What you should do: Repeat, exactly and completely, the material that follows. Omit the pictures.

Raw records:

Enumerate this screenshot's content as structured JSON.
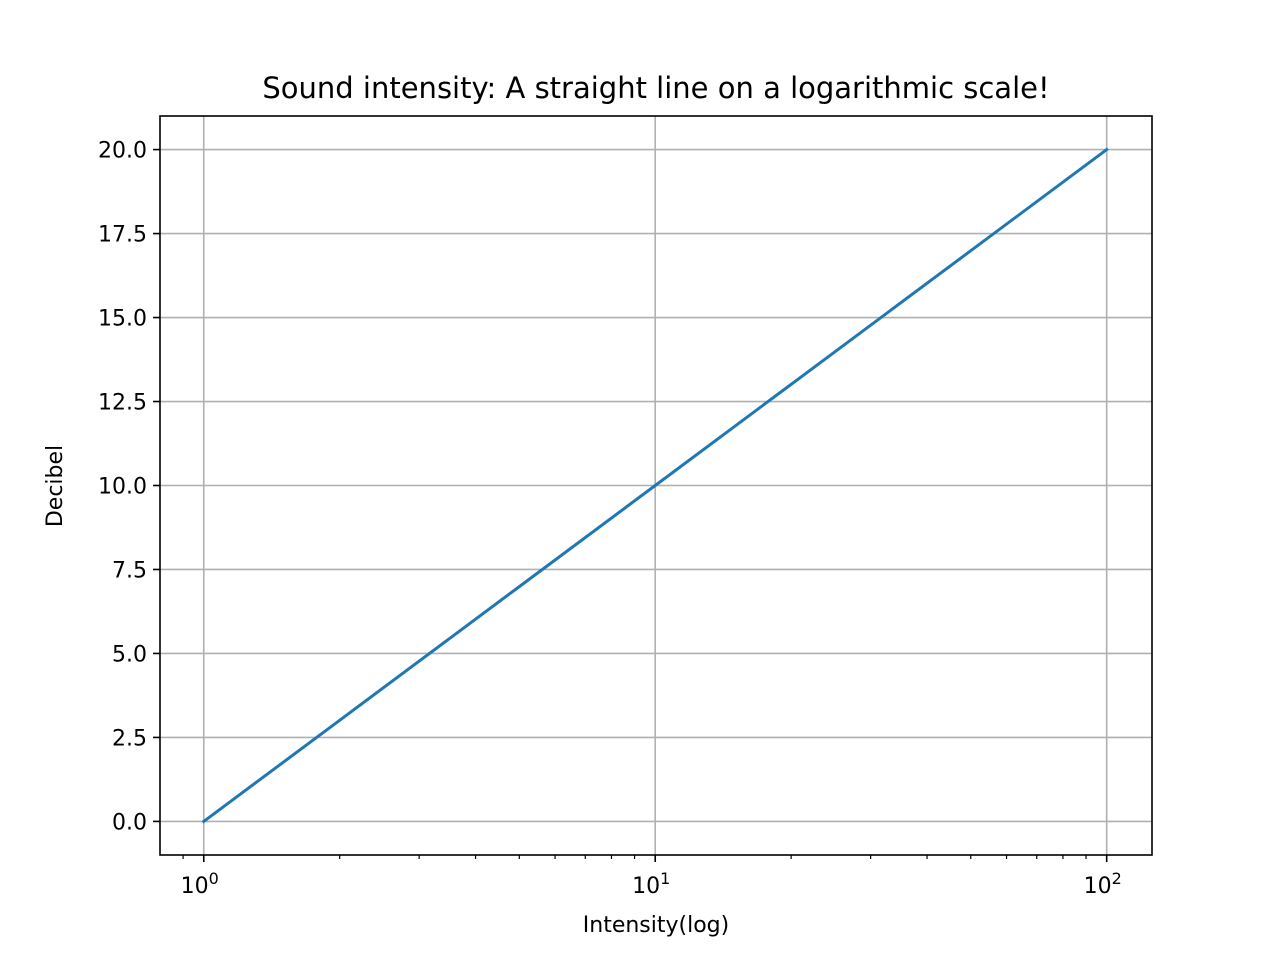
{
  "chart_data": {
    "type": "line",
    "title": "Sound intensity: A straight line on a logarithmic scale!",
    "xlabel": "Intensity(log)",
    "ylabel": "Decibel",
    "xscale": "log",
    "xlim": [
      0.8,
      126
    ],
    "ylim": [
      -1.0,
      21.0
    ],
    "grid": true,
    "line_color": "#1f77b4",
    "x_major_ticks": [
      {
        "value": 1,
        "base": "10",
        "exp": "0"
      },
      {
        "value": 10,
        "base": "10",
        "exp": "1"
      },
      {
        "value": 100,
        "base": "10",
        "exp": "2"
      }
    ],
    "x_minor_ticks": [
      0.9,
      2,
      3,
      4,
      5,
      6,
      7,
      8,
      9,
      20,
      30,
      40,
      50,
      60,
      70,
      80,
      90
    ],
    "y_ticks": [
      {
        "value": 0.0,
        "label": "0.0"
      },
      {
        "value": 2.5,
        "label": "2.5"
      },
      {
        "value": 5.0,
        "label": "5.0"
      },
      {
        "value": 7.5,
        "label": "7.5"
      },
      {
        "value": 10.0,
        "label": "10.0"
      },
      {
        "value": 12.5,
        "label": "12.5"
      },
      {
        "value": 15.0,
        "label": "15.0"
      },
      {
        "value": 17.5,
        "label": "17.5"
      },
      {
        "value": 20.0,
        "label": "20.0"
      }
    ],
    "series": [
      {
        "x": [
          1,
          2,
          5,
          10,
          20,
          50,
          100
        ],
        "y": [
          0.0,
          3.01,
          6.99,
          10.0,
          13.01,
          16.99,
          20.0
        ]
      }
    ]
  }
}
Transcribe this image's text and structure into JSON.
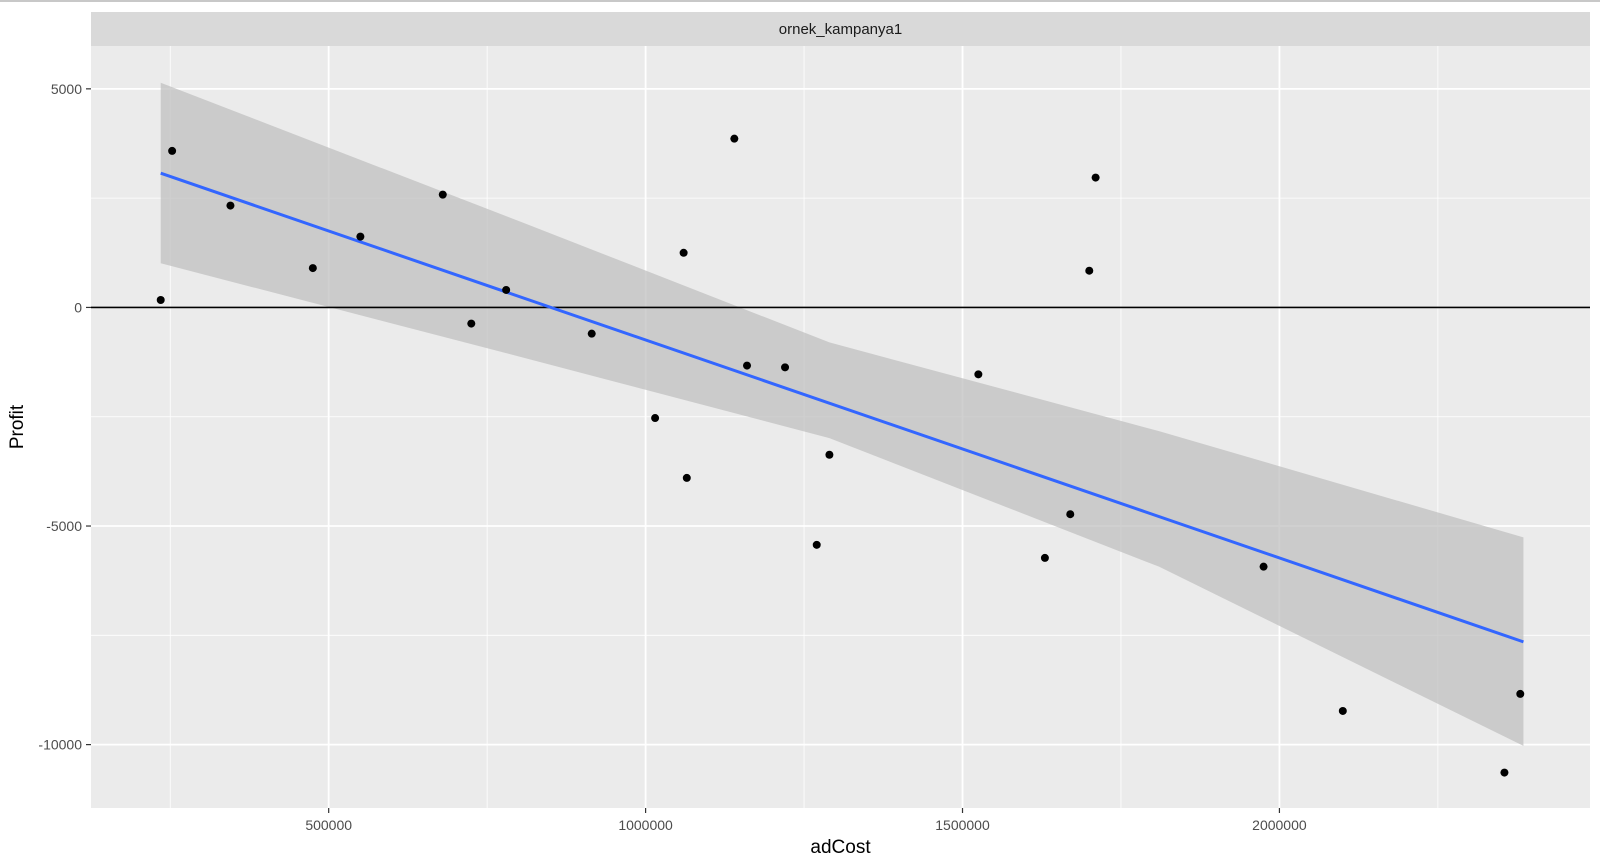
{
  "colors": {
    "panel_background": "#ebebeb",
    "grid_major": "#ffffff",
    "strip_background": "#d9d9d9",
    "points": "#000000",
    "fit_line": "#3366ff",
    "confidence_band": "#c0c0c0",
    "zero_line": "#000000"
  },
  "chart_data": {
    "type": "scatter",
    "facet_label": "ornek_kampanya1",
    "xlabel": "adCost",
    "ylabel": "Profit",
    "xlim": [
      125000,
      2490000
    ],
    "ylim": [
      -11450,
      5980
    ],
    "x_ticks": [
      500000,
      1000000,
      1500000,
      2000000
    ],
    "x_tick_labels": [
      "500000",
      "1000000",
      "1500000",
      "2000000"
    ],
    "y_ticks": [
      5000,
      0,
      -5000,
      -10000
    ],
    "y_tick_labels": [
      "5000",
      "0",
      "-5000",
      "-10000"
    ],
    "hline": 0,
    "grid": true,
    "points": [
      {
        "x": 235000,
        "y": 170
      },
      {
        "x": 253000,
        "y": 3580
      },
      {
        "x": 345000,
        "y": 2330
      },
      {
        "x": 475000,
        "y": 900
      },
      {
        "x": 550000,
        "y": 1620
      },
      {
        "x": 680000,
        "y": 2580
      },
      {
        "x": 725000,
        "y": -370
      },
      {
        "x": 780000,
        "y": 400
      },
      {
        "x": 915000,
        "y": -600
      },
      {
        "x": 1015000,
        "y": -2530
      },
      {
        "x": 1060000,
        "y": 1250
      },
      {
        "x": 1065000,
        "y": -3900
      },
      {
        "x": 1140000,
        "y": 3860
      },
      {
        "x": 1160000,
        "y": -1330
      },
      {
        "x": 1220000,
        "y": -1370
      },
      {
        "x": 1270000,
        "y": -5430
      },
      {
        "x": 1290000,
        "y": -3370
      },
      {
        "x": 1525000,
        "y": -1530
      },
      {
        "x": 1630000,
        "y": -5730
      },
      {
        "x": 1670000,
        "y": -4730
      },
      {
        "x": 1700000,
        "y": 840
      },
      {
        "x": 1710000,
        "y": 2970
      },
      {
        "x": 1975000,
        "y": -5930
      },
      {
        "x": 2100000,
        "y": -9230
      },
      {
        "x": 2355000,
        "y": -10640
      },
      {
        "x": 2380000,
        "y": -8840
      }
    ],
    "fit_line": {
      "method": "lm",
      "x": [
        235000,
        2385000
      ],
      "y": [
        3070,
        -7650
      ]
    },
    "confidence_band": {
      "x": [
        235000,
        810000,
        1290000,
        1810000,
        2385000
      ],
      "upper": [
        5140,
        1920,
        -800,
        -2830,
        -5260
      ],
      "lower": [
        1010,
        -1160,
        -2990,
        -5930,
        -10030
      ]
    }
  }
}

Output:
Enumerate this screenshot's content as structured JSON.
{
  "chart_data": {
    "type": "line",
    "title": "Sound intensity: A straight line on a logarithmic scale!",
    "xlabel": "Intensity(log)",
    "ylabel": "Decibel",
    "xscale": "log",
    "xlim": [
      0.8,
      126
    ],
    "ylim": [
      -1.0,
      21.0
    ],
    "grid": true,
    "line_color": "#1f77b4",
    "x_major_ticks": [
      {
        "value": 1,
        "base": "10",
        "exp": "0"
      },
      {
        "value": 10,
        "base": "10",
        "exp": "1"
      },
      {
        "value": 100,
        "base": "10",
        "exp": "2"
      }
    ],
    "x_minor_ticks": [
      0.9,
      2,
      3,
      4,
      5,
      6,
      7,
      8,
      9,
      20,
      30,
      40,
      50,
      60,
      70,
      80,
      90
    ],
    "y_ticks": [
      {
        "value": 0.0,
        "label": "0.0"
      },
      {
        "value": 2.5,
        "label": "2.5"
      },
      {
        "value": 5.0,
        "label": "5.0"
      },
      {
        "value": 7.5,
        "label": "7.5"
      },
      {
        "value": 10.0,
        "label": "10.0"
      },
      {
        "value": 12.5,
        "label": "12.5"
      },
      {
        "value": 15.0,
        "label": "15.0"
      },
      {
        "value": 17.5,
        "label": "17.5"
      },
      {
        "value": 20.0,
        "label": "20.0"
      }
    ],
    "series": [
      {
        "x": [
          1,
          2,
          5,
          10,
          20,
          50,
          100
        ],
        "y": [
          0.0,
          3.01,
          6.99,
          10.0,
          13.01,
          16.99,
          20.0
        ]
      }
    ]
  }
}
Transcribe this image's text and structure into JSON.
{
  "colors": {
    "panel_background": "#ebebeb",
    "grid_major": "#ffffff",
    "strip_background": "#d9d9d9",
    "points": "#000000",
    "fit_line": "#3366ff",
    "confidence_band": "#c0c0c0",
    "zero_line": "#000000"
  },
  "chart_data": {
    "type": "scatter",
    "facet_label": "ornek_kampanya1",
    "xlabel": "adCost",
    "ylabel": "Profit",
    "xlim": [
      125000,
      2490000
    ],
    "ylim": [
      -11450,
      5980
    ],
    "x_ticks": [
      500000,
      1000000,
      1500000,
      2000000
    ],
    "x_tick_labels": [
      "500000",
      "1000000",
      "1500000",
      "2000000"
    ],
    "y_ticks": [
      5000,
      0,
      -5000,
      -10000
    ],
    "y_tick_labels": [
      "5000",
      "0",
      "-5000",
      "-10000"
    ],
    "hline": 0,
    "grid": true,
    "points": [
      {
        "x": 235000,
        "y": 170
      },
      {
        "x": 253000,
        "y": 3580
      },
      {
        "x": 345000,
        "y": 2330
      },
      {
        "x": 475000,
        "y": 900
      },
      {
        "x": 550000,
        "y": 1620
      },
      {
        "x": 680000,
        "y": 2580
      },
      {
        "x": 725000,
        "y": -370
      },
      {
        "x": 780000,
        "y": 400
      },
      {
        "x": 915000,
        "y": -600
      },
      {
        "x": 1015000,
        "y": -2530
      },
      {
        "x": 1060000,
        "y": 1250
      },
      {
        "x": 1065000,
        "y": -3900
      },
      {
        "x": 1140000,
        "y": 3860
      },
      {
        "x": 1160000,
        "y": -1330
      },
      {
        "x": 1220000,
        "y": -1370
      },
      {
        "x": 1270000,
        "y": -5430
      },
      {
        "x": 1290000,
        "y": -3370
      },
      {
        "x": 1525000,
        "y": -1530
      },
      {
        "x": 1630000,
        "y": -5730
      },
      {
        "x": 1670000,
        "y": -4730
      },
      {
        "x": 1700000,
        "y": 840
      },
      {
        "x": 1710000,
        "y": 2970
      },
      {
        "x": 1975000,
        "y": -5930
      },
      {
        "x": 2100000,
        "y": -9230
      },
      {
        "x": 2355000,
        "y": -10640
      },
      {
        "x": 2380000,
        "y": -8840
      }
    ],
    "fit_line": {
      "method": "lm",
      "x": [
        235000,
        2385000
      ],
      "y": [
        3070,
        -7650
      ]
    },
    "confidence_band": {
      "x": [
        235000,
        810000,
        1290000,
        1810000,
        2385000
      ],
      "upper": [
        5140,
        1920,
        -800,
        -2830,
        -5260
      ],
      "lower": [
        1010,
        -1160,
        -2990,
        -5930,
        -10030
      ]
    }
  }
}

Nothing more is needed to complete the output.